*Job*
Please transcribe the data below exactly. Leave the pictures out.

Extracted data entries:

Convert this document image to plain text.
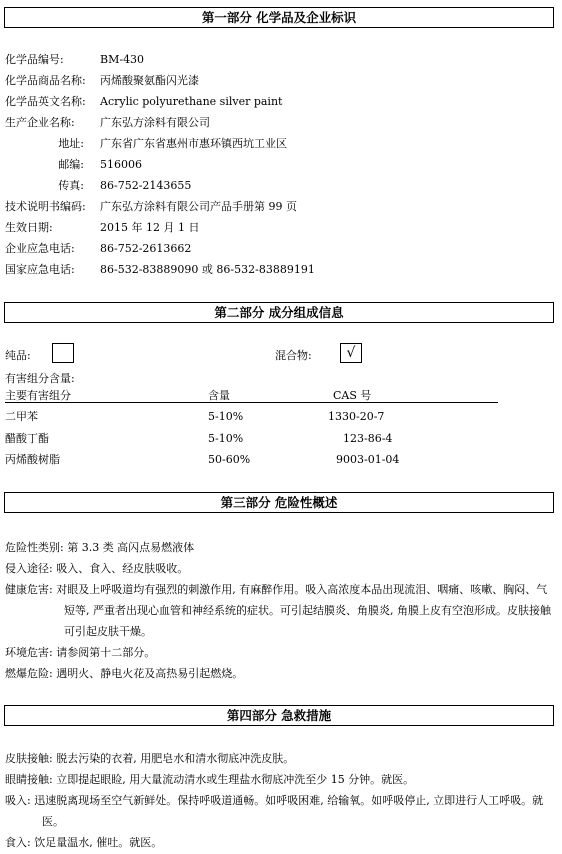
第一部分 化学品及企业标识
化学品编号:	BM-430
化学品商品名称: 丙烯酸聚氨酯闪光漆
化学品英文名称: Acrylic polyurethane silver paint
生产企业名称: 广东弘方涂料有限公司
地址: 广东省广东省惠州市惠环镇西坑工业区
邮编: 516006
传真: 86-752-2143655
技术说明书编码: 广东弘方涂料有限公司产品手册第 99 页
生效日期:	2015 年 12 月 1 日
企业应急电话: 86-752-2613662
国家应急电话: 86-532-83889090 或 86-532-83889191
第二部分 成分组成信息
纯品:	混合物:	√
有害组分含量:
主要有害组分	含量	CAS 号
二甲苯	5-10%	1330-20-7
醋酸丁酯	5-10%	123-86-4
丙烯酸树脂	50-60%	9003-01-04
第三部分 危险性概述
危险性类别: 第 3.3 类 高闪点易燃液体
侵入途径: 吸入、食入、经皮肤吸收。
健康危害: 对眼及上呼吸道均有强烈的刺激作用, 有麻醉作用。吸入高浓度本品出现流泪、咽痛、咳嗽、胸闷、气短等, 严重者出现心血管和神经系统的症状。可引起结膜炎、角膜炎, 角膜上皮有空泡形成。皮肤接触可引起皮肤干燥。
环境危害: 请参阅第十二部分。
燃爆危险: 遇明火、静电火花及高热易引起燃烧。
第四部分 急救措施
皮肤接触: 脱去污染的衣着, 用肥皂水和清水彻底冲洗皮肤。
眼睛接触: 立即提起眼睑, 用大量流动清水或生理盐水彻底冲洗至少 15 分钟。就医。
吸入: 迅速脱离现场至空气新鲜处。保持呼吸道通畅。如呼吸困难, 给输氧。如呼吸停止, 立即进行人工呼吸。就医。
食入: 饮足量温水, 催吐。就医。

*Exercise output*
Convert this document image to plain text.
第一部分 化学品及企业标识
化学品编号:	BM-430
化学品商品名称: 丙烯酸聚氨酯闪光漆
化学品英文名称: Acrylic polyurethane silver paint
生产企业名称: 广东弘方涂料有限公司
地址: 广东省广东省惠州市惠环镇西坑工业区
邮编: 516006
传真: 86-752-2143655
技术说明书编码: 广东弘方涂料有限公司产品手册第 99 页
生效日期:	2015 年 12 月 1 日
企业应急电话: 86-752-2613662
国家应急电话: 86-532-83889090 或 86-532-83889191
第二部分 成分组成信息
纯品:	混合物:	√
有害组分含量:
主要有害组分	含量	CAS 号
二甲苯	5-10%	1330-20-7
醋酸丁酯	5-10%	123-86-4
丙烯酸树脂	50-60%	9003-01-04
第三部分 危险性概述
危险性类别: 第 3.3 类 高闪点易燃液体
侵入途径: 吸入、食入、经皮肤吸收。
健康危害: 对眼及上呼吸道均有强烈的刺激作用, 有麻醉作用。吸入高浓度本品出现流泪、咽痛、咳嗽、胸闷、气短等, 严重者出现心血管和神经系统的症状。可引起结膜炎、角膜炎, 角膜上皮有空泡形成。皮肤接触可引起皮肤干燥。
环境危害: 请参阅第十二部分。
燃爆危险: 遇明火、静电火花及高热易引起燃烧。
第四部分 急救措施
皮肤接触: 脱去污染的衣着, 用肥皂水和清水彻底冲洗皮肤。
眼睛接触: 立即提起眼睑, 用大量流动清水或生理盐水彻底冲洗至少 15 分钟。就医。
吸入: 迅速脱离现场至空气新鲜处。保持呼吸道通畅。如呼吸困难, 给输氧。如呼吸停止, 立即进行人工呼吸。就医。
食入: 饮足量温水, 催吐。就医。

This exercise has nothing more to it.